» **The request**
Check each line of the entries below for the string "siłowni"; copy every line where it appears.

═════ Available records

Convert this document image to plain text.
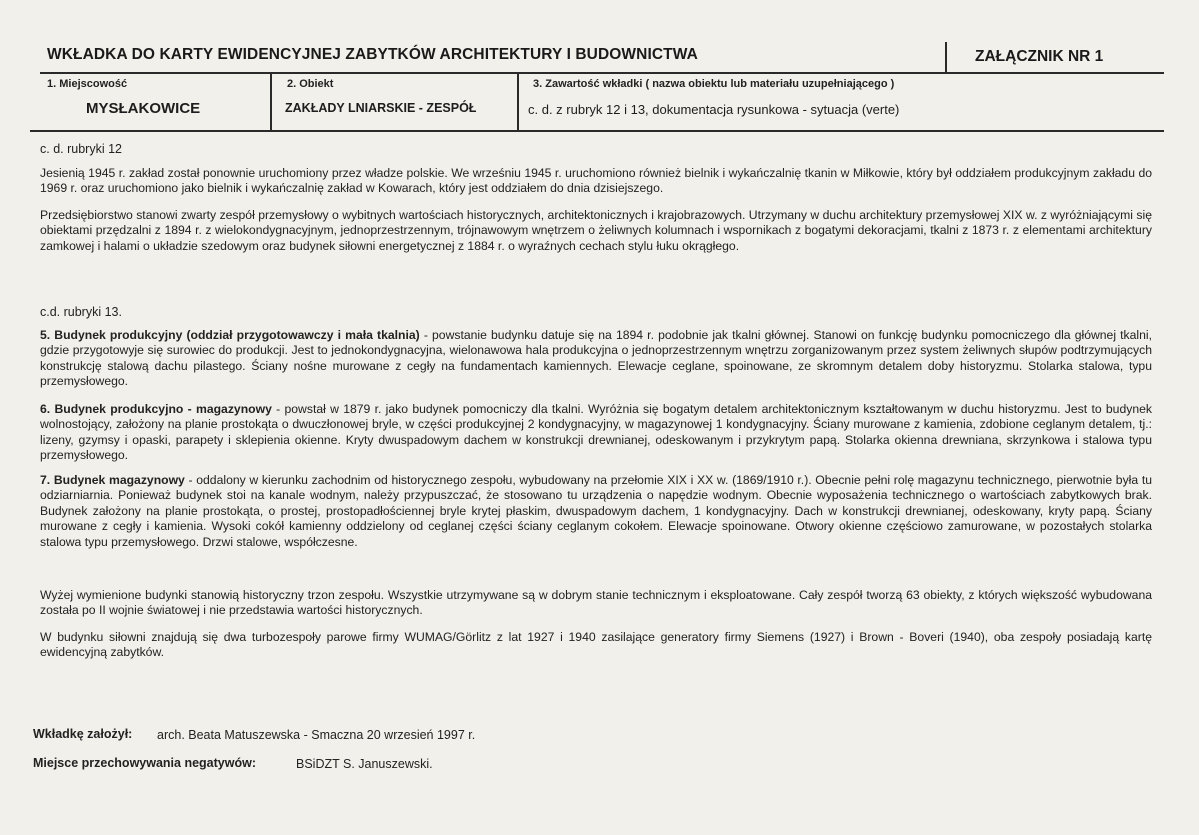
WKŁADKA DO KARTY EWIDENCYJNEJ ZABYTKÓW ARCHITEKTURY I BUDOWNICTWA	ZAŁĄCZNIK NR 1
1. Miejscowość
MYSŁAKOWICE
2. Obiekt
ZAKŁADY LNIARSKIE - ZESPÓŁ
3. Zawartość wkładki ( nazwa obiektu lub materiału uzupełniającego )
c. d. z rubryk 12 i 13, dokumentacja rysunkowa - sytuacja (verte)
c. d. rubryki 12

Jesienią 1945 r. zakład został ponownie uruchomiony przez władze polskie. We wrześniu 1945 r. uruchomiono również bielnik i wykańczalnię tkanin w Miłkowie, który był oddziałem produkcyjnym zakładu do 1969 r. oraz uruchomiono jako bielnik i wykańczalnię zakład w Kowarach, który jest oddziałem do dnia dzisiejszego.

Przedsiębiorstwo stanowi zwarty zespół przemysłowy o wybitnych wartościach historycznych, architektonicznych i krajobrazowych. Utrzymany w duchu architektury przemysłowej XIX w. z wyróżniającymi się obiektami przędzalni z 1894 r. z wielokondygnacyjnym, jednoprzestrzennym, trójnawowym wnętrzem o żeliwnych kolumnach i wspornikach z bogatymi dekoracjami, tkalni z 1873 r. z elementami architektury zamkowej i halami o układzie szedowym oraz budynek siłowni energetycznej z 1884 r. o wyraźnych cechach stylu łuku okrągłego.

c.d. rubryki 13.

5. Budynek produkcyjny (oddział przygotowawczy i mała tkalnia) - powstanie budynku datuje się na 1894 r. podobnie jak tkalni głównej. Stanowi on funkcję budynku pomocniczego dla głównej tkalni, gdzie przygotowyje się surowiec do produkcji. Jest to jednokondygnacyjna, wielonawowa hala produkcyjna o jednoprzestrzennym wnętrzu zorganizowanym przez system żeliwnych słupów podtrzymujących konstrukcję stalową dachu pilastego. Ściany nośne murowane z cegły na fundamentach kamiennych. Elewacje ceglane, spoinowane, ze skromnym detalem doby historyzmu. Stolarka stalowa, typu przemysłowego.

6. Budynek produkcyjno - magazynowy - powstał w 1879 r. jako budynek pomocniczy dla tkalni. Wyróżnia się bogatym detalem architektonicznym kształtowanym w duchu historyzmu. Jest to budynek wolnostojący, założony na planie prostokąta o dwuczłonowej bryle, w części produkcyjnej 2 kondygnacyjny, w magazynowej 1 kondygnacyjny. Ściany murowane z kamienia, zdobione ceglanym detalem, tj.: lizeny, gzymsy i opaski, parapety i sklepienia okienne. Kryty dwuspadowym dachem w konstrukcji drewnianej, odeskowanym i przykrytym papą. Stolarka okienna drewniana, skrzynkowa i stalowa typu przemysłowego.

7. Budynek magazynowy - oddalony w kierunku zachodnim od historycznego zespołu, wybudowany na przełomie XIX i XX w. (1869/1910 r.). Obecnie pełni rolę magazynu technicznego, pierwotnie była tu odziarniarnia. Ponieważ budynek stoi na kanale wodnym, należy przypuszczać, że stosowano tu urządzenia o napędzie wodnym. Obecnie wyposażenia technicznego o wartościach zabytkowych brak. Budynek założony na planie prostokąta, o prostej, prostopadłościennej bryle krytej płaskim, dwuspadowym dachem, 1 kondygnacyjny. Dach w konstrukcji drewnianej, odeskowany, kryty papą. Ściany murowane z cegły i kamienia. Wysoki cokół kamienny oddzielony od ceglanej części ściany ceglanym cokołem. Elewacje spoinowane. Otwory okienne częściowo zamurowane, w pozostałych stolarka stalowa typu przemysłowego. Drzwi stalowe, współczesne.

Wyżej wymienione budynki stanowią historyczny trzon zespołu. Wszystkie utrzymywane są w dobrym stanie technicznym i eksploatowane. Cały zespół tworzą 63 obiekty, z których większość wybudowana została po II wojnie światowej i nie przedstawia wartości historycznych.

W budynku siłowni znajdują się dwa turbozespoły parowe firmy WUMAG/Görlitz z lat 1927 i 1940 zasilające generatory firmy Siemens (1927) i Brown - Boveri (1940), oba zespoły posiadają kartę ewidencyjną zabytków.

Wkładkę założył: arch. Beata Matuszewska - Smaczna 20 wrzesień 1997 r.
Miejsce przechowywania negatywów:	BSiDZT S. Januszewski.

══════════

» **Answer for the task**
Przedsiębiorstwo stanowi zwarty zespół przemysłowy o wybitnych wartościach historycznych, architektonicznych i krajobrazowych. Utrzymany w duchu architektury przemysłowej XIX w. z wyróżniającymi się obiektami przędzalni z 1894 r. z wielokondygnacyjnym, jednoprzestrzennym, trójnawowym wnętrzem o żeliwnych kolumnach i wspornikach z bogatymi dekoracjami, tkalni z 1873 r. z elementami architektury zamkowej i halami o układzie szedowym oraz budynek siłowni energetycznej z 1884 r. o wyraźnych cechach stylu łuku okrągłego.
W budynku siłowni znajdują się dwa turbozespoły parowe firmy WUMAG/Görlitz z lat 1927 i 1940 zasilające generatory firmy Siemens (1927) i Brown - Boveri (1940), oba zespoły posiadają kartę ewidencyjną zabytków.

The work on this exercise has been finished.